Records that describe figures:
—————
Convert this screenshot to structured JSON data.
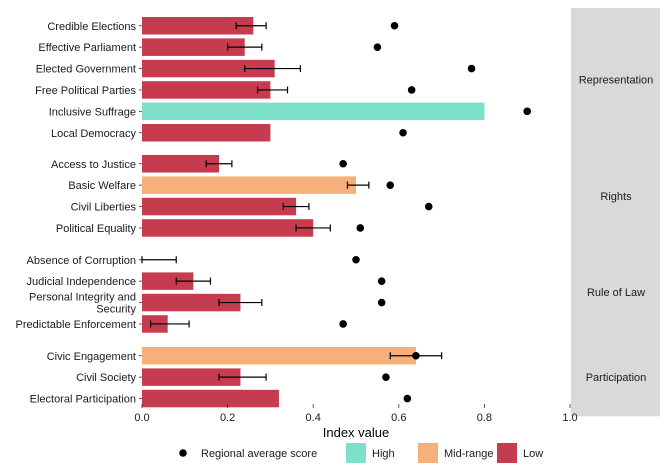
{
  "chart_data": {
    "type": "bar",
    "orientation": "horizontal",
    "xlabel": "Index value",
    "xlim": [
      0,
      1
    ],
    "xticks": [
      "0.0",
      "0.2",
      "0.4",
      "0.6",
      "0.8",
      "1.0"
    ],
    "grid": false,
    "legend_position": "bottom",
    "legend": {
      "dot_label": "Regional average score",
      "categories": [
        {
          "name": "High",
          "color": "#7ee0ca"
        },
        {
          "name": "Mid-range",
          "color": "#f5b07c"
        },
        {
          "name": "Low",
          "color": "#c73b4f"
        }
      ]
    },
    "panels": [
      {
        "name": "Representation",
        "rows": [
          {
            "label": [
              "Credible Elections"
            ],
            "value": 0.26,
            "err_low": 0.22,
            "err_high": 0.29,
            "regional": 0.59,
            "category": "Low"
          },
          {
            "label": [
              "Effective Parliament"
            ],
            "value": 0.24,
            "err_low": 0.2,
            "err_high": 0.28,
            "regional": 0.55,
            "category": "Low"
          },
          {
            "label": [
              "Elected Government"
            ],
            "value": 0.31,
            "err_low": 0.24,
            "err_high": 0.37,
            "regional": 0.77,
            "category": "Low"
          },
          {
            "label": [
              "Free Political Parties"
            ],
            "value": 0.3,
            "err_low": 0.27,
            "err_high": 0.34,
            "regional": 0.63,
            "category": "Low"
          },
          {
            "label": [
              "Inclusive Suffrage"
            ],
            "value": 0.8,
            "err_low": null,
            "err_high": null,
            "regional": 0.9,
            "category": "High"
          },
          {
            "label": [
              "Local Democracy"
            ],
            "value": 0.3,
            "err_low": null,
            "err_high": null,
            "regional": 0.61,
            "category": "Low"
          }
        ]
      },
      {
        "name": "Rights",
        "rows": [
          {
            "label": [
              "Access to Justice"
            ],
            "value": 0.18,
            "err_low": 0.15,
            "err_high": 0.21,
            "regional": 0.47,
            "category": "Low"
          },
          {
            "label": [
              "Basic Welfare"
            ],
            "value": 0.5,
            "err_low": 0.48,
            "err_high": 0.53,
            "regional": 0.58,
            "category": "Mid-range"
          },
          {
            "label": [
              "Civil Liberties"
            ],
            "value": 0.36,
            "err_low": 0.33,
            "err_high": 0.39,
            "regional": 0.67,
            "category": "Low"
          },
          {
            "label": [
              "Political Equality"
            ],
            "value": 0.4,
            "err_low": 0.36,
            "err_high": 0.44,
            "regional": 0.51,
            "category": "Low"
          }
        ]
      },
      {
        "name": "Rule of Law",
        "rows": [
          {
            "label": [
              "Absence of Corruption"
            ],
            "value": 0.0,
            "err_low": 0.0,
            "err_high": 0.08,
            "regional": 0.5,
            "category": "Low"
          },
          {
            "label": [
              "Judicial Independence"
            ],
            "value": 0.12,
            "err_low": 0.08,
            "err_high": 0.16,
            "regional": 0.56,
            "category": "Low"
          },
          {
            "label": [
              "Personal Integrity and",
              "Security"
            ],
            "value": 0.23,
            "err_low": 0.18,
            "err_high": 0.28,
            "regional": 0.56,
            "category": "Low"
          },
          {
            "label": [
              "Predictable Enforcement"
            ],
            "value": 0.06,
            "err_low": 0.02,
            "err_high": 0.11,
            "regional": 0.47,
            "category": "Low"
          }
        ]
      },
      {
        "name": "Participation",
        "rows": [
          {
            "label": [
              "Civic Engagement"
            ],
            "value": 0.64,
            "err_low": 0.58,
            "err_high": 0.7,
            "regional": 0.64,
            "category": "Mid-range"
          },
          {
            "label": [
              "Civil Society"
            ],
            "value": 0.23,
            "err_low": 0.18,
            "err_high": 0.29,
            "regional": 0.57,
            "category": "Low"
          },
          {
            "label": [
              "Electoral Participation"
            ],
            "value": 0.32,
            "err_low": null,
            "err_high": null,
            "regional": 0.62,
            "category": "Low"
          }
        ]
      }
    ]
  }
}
—————
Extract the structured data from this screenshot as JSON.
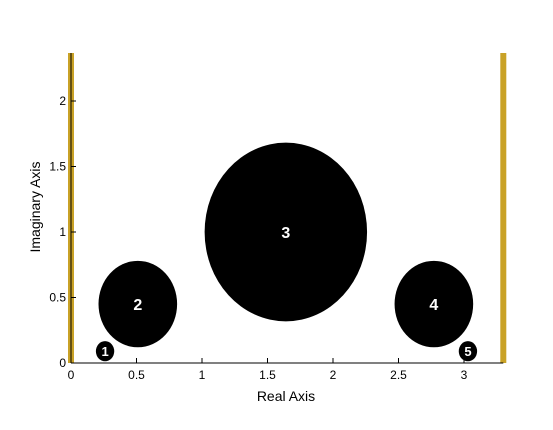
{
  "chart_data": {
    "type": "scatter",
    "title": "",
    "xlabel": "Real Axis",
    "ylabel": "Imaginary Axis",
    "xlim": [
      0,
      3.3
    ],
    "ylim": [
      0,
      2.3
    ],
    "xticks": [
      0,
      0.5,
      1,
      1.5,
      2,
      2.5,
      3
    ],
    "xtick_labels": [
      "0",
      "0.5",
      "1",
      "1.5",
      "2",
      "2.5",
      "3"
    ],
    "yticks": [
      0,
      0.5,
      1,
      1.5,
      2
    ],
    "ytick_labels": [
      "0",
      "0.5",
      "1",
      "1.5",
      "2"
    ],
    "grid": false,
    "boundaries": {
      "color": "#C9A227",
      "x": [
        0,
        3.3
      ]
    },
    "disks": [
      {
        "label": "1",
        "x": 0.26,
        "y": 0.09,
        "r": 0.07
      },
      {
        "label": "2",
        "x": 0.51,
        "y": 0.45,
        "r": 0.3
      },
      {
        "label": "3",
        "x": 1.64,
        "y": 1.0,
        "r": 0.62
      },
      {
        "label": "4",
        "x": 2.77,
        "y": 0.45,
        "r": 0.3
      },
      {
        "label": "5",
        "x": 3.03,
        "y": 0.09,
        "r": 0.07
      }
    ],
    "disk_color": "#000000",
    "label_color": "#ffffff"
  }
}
—————
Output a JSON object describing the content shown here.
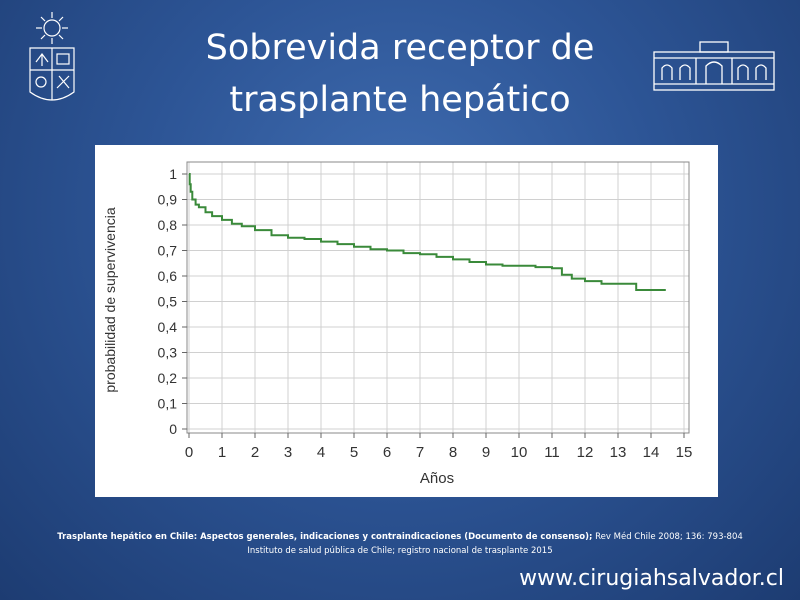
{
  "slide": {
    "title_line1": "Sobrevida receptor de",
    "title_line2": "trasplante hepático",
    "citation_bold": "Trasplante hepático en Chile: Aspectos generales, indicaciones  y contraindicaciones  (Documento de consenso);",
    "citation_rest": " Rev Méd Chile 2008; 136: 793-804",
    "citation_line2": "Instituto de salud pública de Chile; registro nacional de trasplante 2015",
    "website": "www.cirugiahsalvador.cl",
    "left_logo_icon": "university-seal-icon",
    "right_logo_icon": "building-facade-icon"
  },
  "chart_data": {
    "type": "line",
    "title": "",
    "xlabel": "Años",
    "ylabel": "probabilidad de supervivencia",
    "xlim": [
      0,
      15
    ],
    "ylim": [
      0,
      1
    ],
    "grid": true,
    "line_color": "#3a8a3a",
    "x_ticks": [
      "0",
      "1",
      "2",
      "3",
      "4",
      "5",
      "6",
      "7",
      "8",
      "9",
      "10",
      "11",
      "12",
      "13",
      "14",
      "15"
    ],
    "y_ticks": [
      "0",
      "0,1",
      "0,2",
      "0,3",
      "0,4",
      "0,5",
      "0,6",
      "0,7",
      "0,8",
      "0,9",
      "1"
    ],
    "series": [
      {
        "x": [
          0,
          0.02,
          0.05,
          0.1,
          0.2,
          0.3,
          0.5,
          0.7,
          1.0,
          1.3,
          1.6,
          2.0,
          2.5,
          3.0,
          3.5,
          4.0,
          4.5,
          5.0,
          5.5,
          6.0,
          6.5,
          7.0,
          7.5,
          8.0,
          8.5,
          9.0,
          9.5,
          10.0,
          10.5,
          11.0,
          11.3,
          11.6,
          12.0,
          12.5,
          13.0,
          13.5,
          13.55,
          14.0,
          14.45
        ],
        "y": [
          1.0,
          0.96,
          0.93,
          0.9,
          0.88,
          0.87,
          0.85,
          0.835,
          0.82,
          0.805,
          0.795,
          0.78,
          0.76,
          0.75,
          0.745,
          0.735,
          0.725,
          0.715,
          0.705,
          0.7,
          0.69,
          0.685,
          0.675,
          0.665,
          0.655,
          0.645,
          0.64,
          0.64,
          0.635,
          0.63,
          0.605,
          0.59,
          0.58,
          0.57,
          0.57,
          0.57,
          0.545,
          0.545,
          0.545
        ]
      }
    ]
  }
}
—————
▸ **WHAT THE EXERCISE ASKS**
Pick out every line above that contains the word "xlabel" and copy it.

▸ **RESPONSE**
    "xlabel": "Index value",
    "xlabel": "Real Axis",
    "xlabel": "Años",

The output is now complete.